(DATASET ENTRIES):
::::::::::
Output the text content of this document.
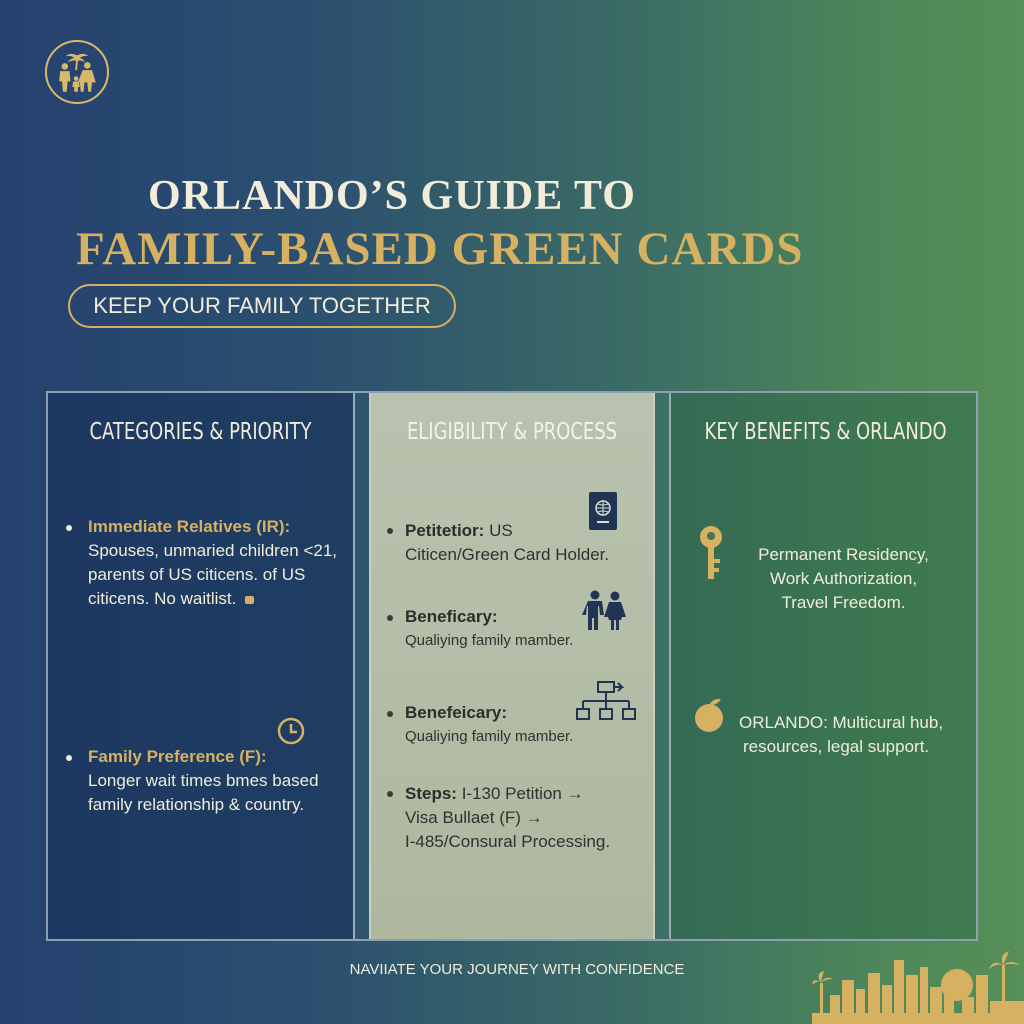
ORLANDO’S GUIDE TO
FAMILY-BASED GREEN CARDS
KEEP YOUR FAMILY TOGETHER
CATEGORIES & PRIORITY
Immediate Relatives (IR):
Spouses, unmaried children <21,
parents of US citicens. of US
citicens. No waitlist.
Family Preference (F):
Longer wait times bmes based
family relationship & country.
ELIGIBILITY & PROCESS
Petitetior: US
Citicen/Green Card Holder.
Beneficary:
Qualiying family mamber.
Benefeicary:
Qualiying family mamber.
Steps: I-130 Petition →
Visa Bullaet (F) →
I-485/Consural Processing.
KEY BENEFITS & ORLANDO
Permanent Residency,
Work Authorization,
Travel Freedom.
ORLANDO: Multicural hub,
resources, legal support.
NAVIIATE YOUR JOURNEY WITH CONFIDENCE
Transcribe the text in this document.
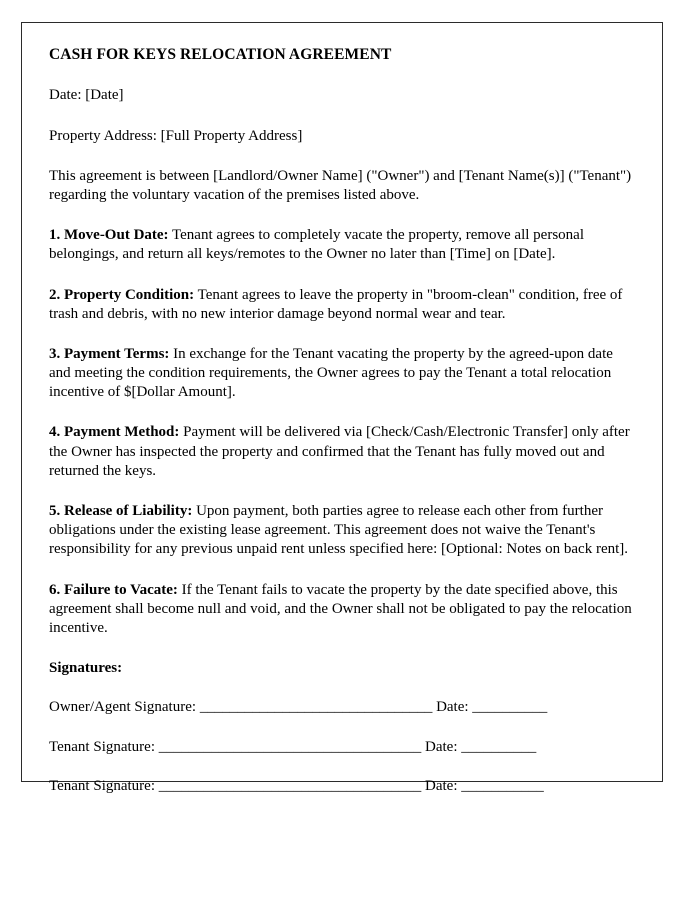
CASH FOR KEYS RELOCATION AGREEMENT

Date: [Date]

Property Address: [Full Property Address]

This agreement is between [Landlord/Owner Name] ("Owner") and [Tenant Name(s)] ("Tenant") regarding the voluntary vacation of the premises listed above.

1. Move-Out Date: Tenant agrees to completely vacate the property, remove all personal belongings, and return all keys/remotes to the Owner no later than [Time] on [Date].

2. Property Condition: Tenant agrees to leave the property in "broom-clean" condition, free of trash and debris, with no new interior damage beyond normal wear and tear.

3. Payment Terms: In exchange for the Tenant vacating the property by the agreed-upon date and meeting the condition requirements, the Owner agrees to pay the Tenant a total relocation incentive of $[Dollar Amount].

4. Payment Method: Payment will be delivered via [Check/Cash/Electronic Transfer] only after the Owner has inspected the property and confirmed that the Tenant has fully moved out and returned the keys.

5. Release of Liability: Upon payment, both parties agree to release each other from further obligations under the existing lease agreement. This agreement does not waive the Tenant's responsibility for any previous unpaid rent unless specified here: [Optional: Notes on back rent].

6. Failure to Vacate: If the Tenant fails to vacate the property by the date specified above, this agreement shall become null and void, and the Owner shall not be obligated to pay the relocation incentive.

Signatures:

Owner/Agent Signature: _______________________________ Date: __________

Tenant Signature: ___________________________________ Date: __________

Tenant Signature: ___________________________________ Date: ___________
::::::::::
(REQUIREMENTS):
Please write out all of the material above without changing a word, and omit any pictures.

(EXPECTED OUTPUT):
Output the text content of this document.
ORLANDO’S GUIDE TO
FAMILY-BASED GREEN CARDS
KEEP YOUR FAMILY TOGETHER
CATEGORIES & PRIORITY
Immediate Relatives (IR):
Spouses, unmaried children <21,
parents of US citicens. of US
citicens. No waitlist.
Family Preference (F):
Longer wait times bmes based
family relationship & country.
ELIGIBILITY & PROCESS
Petitetior: US
Citicen/Green Card Holder.
Beneficary:
Qualiying family mamber.
Benefeicary:
Qualiying family mamber.
Steps: I-130 Petition →
Visa Bullaet (F) →
I-485/Consural Processing.
KEY BENEFITS & ORLANDO
Permanent Residency,
Work Authorization,
Travel Freedom.
ORLANDO: Multicural hub,
resources, legal support.
NAVIIATE YOUR JOURNEY WITH CONFIDENCE
Transcribe the text in this document.
CASH FOR KEYS RELOCATION AGREEMENT

Date: [Date]

Property Address: [Full Property Address]

This agreement is between [Landlord/Owner Name] ("Owner") and [Tenant Name(s)] ("Tenant") regarding the voluntary vacation of the premises listed above.

1. Move-Out Date: Tenant agrees to completely vacate the property, remove all personal belongings, and return all keys/remotes to the Owner no later than [Time] on [Date].

2. Property Condition: Tenant agrees to leave the property in "broom-clean" condition, free of trash and debris, with no new interior damage beyond normal wear and tear.

3. Payment Terms: In exchange for the Tenant vacating the property by the agreed-upon date and meeting the condition requirements, the Owner agrees to pay the Tenant a total relocation incentive of $[Dollar Amount].

4. Payment Method: Payment will be delivered via [Check/Cash/Electronic Transfer] only after the Owner has inspected the property and confirmed that the Tenant has fully moved out and returned the keys.

5. Release of Liability: Upon payment, both parties agree to release each other from further obligations under the existing lease agreement. This agreement does not waive the Tenant's responsibility for any previous unpaid rent unless specified here: [Optional: Notes on back rent].

6. Failure to Vacate: If the Tenant fails to vacate the property by the date specified above, this agreement shall become null and void, and the Owner shall not be obligated to pay the relocation incentive.

Signatures:

Owner/Agent Signature: _______________________________ Date: __________

Tenant Signature: ___________________________________ Date: __________

Tenant Signature: ___________________________________ Date: ___________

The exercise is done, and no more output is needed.